- _THE REQUEST_:
From the listing below, pull out all lines with "Edit" in them.

[Stored data]

● ● ●

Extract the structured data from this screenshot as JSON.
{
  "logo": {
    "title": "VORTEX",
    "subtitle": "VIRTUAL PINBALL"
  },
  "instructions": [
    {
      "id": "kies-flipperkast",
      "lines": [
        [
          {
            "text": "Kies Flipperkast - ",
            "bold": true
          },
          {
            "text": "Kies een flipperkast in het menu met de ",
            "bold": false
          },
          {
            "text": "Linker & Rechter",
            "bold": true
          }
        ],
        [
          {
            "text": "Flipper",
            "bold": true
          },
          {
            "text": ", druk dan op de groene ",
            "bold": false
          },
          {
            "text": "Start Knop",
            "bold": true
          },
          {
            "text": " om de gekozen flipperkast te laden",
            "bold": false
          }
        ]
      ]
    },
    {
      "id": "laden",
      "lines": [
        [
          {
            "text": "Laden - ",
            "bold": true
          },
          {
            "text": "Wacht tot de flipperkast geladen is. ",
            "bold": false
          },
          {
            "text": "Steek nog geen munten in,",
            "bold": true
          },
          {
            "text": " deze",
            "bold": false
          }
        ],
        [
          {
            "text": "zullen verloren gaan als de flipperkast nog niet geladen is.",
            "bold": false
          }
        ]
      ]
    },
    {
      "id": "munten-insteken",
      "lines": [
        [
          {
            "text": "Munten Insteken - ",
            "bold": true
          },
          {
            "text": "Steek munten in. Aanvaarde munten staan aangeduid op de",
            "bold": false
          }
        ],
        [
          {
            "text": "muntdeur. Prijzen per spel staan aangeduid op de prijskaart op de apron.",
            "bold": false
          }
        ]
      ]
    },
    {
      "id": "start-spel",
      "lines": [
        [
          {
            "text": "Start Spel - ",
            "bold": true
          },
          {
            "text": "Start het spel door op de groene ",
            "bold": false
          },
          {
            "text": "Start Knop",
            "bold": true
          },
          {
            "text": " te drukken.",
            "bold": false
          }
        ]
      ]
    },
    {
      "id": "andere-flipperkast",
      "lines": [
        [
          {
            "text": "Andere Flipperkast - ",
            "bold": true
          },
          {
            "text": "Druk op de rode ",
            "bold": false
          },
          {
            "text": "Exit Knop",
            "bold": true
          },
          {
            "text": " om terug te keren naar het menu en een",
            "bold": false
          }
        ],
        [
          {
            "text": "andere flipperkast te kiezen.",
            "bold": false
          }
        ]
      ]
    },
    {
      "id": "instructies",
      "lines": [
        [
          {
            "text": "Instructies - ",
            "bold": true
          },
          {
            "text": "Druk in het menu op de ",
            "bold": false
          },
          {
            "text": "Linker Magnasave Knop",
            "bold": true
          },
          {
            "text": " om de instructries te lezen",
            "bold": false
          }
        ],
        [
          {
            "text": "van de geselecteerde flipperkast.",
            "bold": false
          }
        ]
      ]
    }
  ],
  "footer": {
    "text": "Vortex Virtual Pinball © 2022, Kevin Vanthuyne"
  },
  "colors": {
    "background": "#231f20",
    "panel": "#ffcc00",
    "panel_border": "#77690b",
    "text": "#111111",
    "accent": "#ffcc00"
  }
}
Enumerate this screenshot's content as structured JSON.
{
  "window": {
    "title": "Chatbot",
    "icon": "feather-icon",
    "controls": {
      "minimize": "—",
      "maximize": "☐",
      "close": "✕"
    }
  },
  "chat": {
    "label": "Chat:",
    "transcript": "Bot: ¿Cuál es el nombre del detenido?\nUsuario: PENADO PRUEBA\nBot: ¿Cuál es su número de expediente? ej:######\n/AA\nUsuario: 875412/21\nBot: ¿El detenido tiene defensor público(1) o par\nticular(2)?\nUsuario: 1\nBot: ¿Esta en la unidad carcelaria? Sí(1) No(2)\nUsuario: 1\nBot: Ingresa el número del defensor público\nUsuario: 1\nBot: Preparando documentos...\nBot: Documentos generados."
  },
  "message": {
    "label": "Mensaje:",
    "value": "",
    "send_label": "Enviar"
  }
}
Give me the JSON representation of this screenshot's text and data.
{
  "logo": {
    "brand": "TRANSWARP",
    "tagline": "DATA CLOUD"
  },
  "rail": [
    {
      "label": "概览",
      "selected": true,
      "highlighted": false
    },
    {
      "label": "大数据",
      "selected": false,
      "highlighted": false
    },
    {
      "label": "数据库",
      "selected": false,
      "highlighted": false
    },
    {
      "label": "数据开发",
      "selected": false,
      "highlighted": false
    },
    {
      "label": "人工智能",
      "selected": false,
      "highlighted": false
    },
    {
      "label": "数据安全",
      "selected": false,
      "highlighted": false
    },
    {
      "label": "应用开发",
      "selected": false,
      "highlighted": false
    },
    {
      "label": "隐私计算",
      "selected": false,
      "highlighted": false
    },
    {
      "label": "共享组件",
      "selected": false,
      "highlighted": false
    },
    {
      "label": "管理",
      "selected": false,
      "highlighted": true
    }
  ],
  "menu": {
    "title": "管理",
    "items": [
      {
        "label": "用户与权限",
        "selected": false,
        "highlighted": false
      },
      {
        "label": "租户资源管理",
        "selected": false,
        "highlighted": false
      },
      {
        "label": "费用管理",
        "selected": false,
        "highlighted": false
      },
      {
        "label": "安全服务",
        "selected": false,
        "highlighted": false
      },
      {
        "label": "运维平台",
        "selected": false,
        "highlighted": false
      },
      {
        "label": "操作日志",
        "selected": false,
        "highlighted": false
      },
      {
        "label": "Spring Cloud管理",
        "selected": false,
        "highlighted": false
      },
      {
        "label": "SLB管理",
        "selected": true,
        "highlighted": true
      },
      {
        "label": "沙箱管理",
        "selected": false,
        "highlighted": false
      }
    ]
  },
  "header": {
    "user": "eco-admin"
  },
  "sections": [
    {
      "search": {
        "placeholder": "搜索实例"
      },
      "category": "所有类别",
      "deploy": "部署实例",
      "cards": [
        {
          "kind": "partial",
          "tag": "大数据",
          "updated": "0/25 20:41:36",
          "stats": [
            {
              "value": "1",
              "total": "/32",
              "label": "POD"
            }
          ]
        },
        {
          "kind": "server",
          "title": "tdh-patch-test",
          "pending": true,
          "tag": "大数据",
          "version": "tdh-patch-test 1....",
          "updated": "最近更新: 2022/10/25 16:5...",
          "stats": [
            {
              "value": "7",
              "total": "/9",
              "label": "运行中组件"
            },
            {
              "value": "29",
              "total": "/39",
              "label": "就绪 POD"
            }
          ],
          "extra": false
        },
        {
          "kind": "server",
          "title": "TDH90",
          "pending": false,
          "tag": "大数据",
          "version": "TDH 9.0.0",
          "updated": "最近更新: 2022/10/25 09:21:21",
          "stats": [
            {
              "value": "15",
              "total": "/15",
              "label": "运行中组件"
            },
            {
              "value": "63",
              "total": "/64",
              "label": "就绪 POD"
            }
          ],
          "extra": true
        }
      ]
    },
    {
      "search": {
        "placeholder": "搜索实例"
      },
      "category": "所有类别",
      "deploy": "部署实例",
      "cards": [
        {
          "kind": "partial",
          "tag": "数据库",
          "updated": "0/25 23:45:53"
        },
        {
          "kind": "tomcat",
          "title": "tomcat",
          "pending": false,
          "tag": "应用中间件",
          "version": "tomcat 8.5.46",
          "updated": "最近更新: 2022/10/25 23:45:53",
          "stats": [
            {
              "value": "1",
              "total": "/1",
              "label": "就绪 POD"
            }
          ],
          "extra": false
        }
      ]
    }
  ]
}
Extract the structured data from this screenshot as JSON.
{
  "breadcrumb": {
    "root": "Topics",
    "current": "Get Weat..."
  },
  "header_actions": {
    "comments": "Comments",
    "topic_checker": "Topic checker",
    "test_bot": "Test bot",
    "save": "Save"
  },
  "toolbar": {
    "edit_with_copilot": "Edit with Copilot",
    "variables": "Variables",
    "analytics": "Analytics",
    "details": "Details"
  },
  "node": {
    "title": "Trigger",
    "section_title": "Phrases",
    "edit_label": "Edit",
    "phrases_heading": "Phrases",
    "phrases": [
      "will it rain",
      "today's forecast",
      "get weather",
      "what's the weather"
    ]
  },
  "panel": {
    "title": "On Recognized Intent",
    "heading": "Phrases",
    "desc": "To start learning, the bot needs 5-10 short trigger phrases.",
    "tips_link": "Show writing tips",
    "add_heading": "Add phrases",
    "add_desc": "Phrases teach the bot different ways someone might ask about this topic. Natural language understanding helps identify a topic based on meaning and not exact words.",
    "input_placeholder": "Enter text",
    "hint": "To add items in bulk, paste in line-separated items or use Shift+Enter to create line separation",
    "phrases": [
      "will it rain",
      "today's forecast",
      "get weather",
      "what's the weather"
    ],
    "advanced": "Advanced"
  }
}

● ● ●

- _EXERCISE RESPONSE_:
    "edit_with_copilot": "Edit with Copilot",
    "edit_label": "Edit",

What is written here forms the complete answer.